■ Job ■
Extract the text of every entry below exactly; leave images out.

========

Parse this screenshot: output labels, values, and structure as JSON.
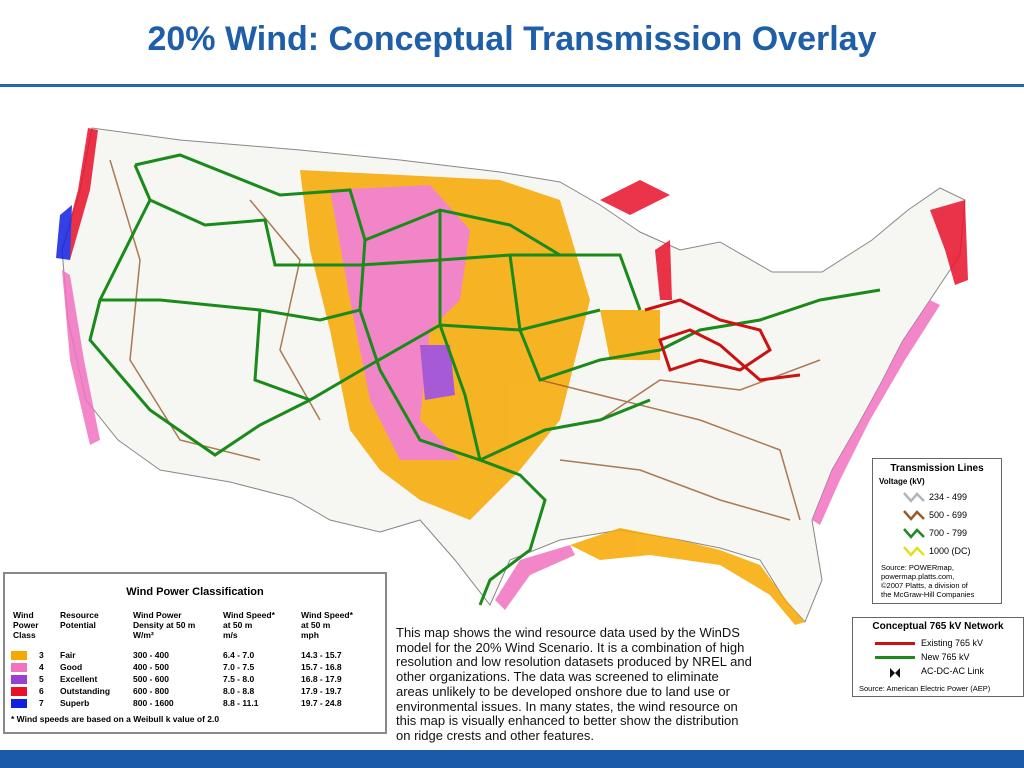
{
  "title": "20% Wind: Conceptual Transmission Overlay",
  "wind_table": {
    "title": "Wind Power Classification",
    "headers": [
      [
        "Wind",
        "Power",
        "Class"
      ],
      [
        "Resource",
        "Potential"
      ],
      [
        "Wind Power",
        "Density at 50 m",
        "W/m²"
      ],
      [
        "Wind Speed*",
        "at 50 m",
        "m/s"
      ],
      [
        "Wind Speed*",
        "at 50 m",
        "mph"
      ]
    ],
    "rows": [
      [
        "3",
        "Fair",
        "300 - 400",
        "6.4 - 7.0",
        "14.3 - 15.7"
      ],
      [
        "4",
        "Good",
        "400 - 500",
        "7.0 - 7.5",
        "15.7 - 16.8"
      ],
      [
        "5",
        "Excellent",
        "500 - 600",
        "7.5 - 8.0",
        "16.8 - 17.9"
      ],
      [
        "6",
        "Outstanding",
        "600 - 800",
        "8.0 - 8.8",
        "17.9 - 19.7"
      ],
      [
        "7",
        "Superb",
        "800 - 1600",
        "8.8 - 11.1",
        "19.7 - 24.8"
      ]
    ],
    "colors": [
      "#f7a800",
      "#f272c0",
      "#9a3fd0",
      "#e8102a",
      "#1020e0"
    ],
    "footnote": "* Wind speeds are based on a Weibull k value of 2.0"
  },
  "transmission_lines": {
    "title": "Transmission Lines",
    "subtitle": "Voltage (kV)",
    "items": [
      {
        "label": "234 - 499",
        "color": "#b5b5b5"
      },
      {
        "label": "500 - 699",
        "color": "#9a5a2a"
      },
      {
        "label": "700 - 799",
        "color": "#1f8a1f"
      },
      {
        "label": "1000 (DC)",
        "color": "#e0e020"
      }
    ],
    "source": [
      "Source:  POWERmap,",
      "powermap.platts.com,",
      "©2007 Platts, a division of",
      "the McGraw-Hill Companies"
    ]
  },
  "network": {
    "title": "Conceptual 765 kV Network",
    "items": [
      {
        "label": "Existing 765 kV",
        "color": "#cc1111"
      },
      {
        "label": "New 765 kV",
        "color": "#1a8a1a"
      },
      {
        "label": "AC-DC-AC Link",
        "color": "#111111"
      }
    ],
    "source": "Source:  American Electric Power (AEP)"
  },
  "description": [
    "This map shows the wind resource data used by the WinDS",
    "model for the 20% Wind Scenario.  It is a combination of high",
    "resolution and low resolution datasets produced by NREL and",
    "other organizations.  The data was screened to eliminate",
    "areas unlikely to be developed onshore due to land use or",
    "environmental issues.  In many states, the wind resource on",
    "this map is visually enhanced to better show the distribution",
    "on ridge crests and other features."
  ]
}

========

■ Result for this exercise ■
Parse this screenshot: output labels, values, and structure as JSON.
{
  "title": "20% Wind: Conceptual Transmission Overlay",
  "wind_table": {
    "title": "Wind Power Classification",
    "headers": [
      [
        "Wind",
        "Power",
        "Class"
      ],
      [
        "Resource",
        "Potential"
      ],
      [
        "Wind Power",
        "Density at 50 m",
        "W/m²"
      ],
      [
        "Wind Speed*",
        "at 50 m",
        "m/s"
      ],
      [
        "Wind Speed*",
        "at 50 m",
        "mph"
      ]
    ],
    "rows": [
      [
        "3",
        "Fair",
        "300 - 400",
        "6.4 - 7.0",
        "14.3 - 15.7"
      ],
      [
        "4",
        "Good",
        "400 - 500",
        "7.0 - 7.5",
        "15.7 - 16.8"
      ],
      [
        "5",
        "Excellent",
        "500 - 600",
        "7.5 - 8.0",
        "16.8 - 17.9"
      ],
      [
        "6",
        "Outstanding",
        "600 - 800",
        "8.0 - 8.8",
        "17.9 - 19.7"
      ],
      [
        "7",
        "Superb",
        "800 - 1600",
        "8.8 - 11.1",
        "19.7 - 24.8"
      ]
    ],
    "colors": [
      "#f7a800",
      "#f272c0",
      "#9a3fd0",
      "#e8102a",
      "#1020e0"
    ],
    "footnote": "* Wind speeds are based on a Weibull k value of 2.0"
  },
  "transmission_lines": {
    "title": "Transmission Lines",
    "subtitle": "Voltage (kV)",
    "items": [
      {
        "label": "234 - 499",
        "color": "#b5b5b5"
      },
      {
        "label": "500 - 699",
        "color": "#9a5a2a"
      },
      {
        "label": "700 - 799",
        "color": "#1f8a1f"
      },
      {
        "label": "1000 (DC)",
        "color": "#e0e020"
      }
    ],
    "source": [
      "Source:  POWERmap,",
      "powermap.platts.com,",
      "©2007 Platts, a division of",
      "the McGraw-Hill Companies"
    ]
  },
  "network": {
    "title": "Conceptual 765 kV Network",
    "items": [
      {
        "label": "Existing 765 kV",
        "color": "#cc1111"
      },
      {
        "label": "New 765 kV",
        "color": "#1a8a1a"
      },
      {
        "label": "AC-DC-AC Link",
        "color": "#111111"
      }
    ],
    "source": "Source:  American Electric Power (AEP)"
  },
  "description": [
    "This map shows the wind resource data used by the WinDS",
    "model for the 20% Wind Scenario.  It is a combination of high",
    "resolution and low resolution datasets produced by NREL and",
    "other organizations.  The data was screened to eliminate",
    "areas unlikely to be developed onshore due to land use or",
    "environmental issues.  In many states, the wind resource on",
    "this map is visually enhanced to better show the distribution",
    "on ridge crests and other features."
  ]
}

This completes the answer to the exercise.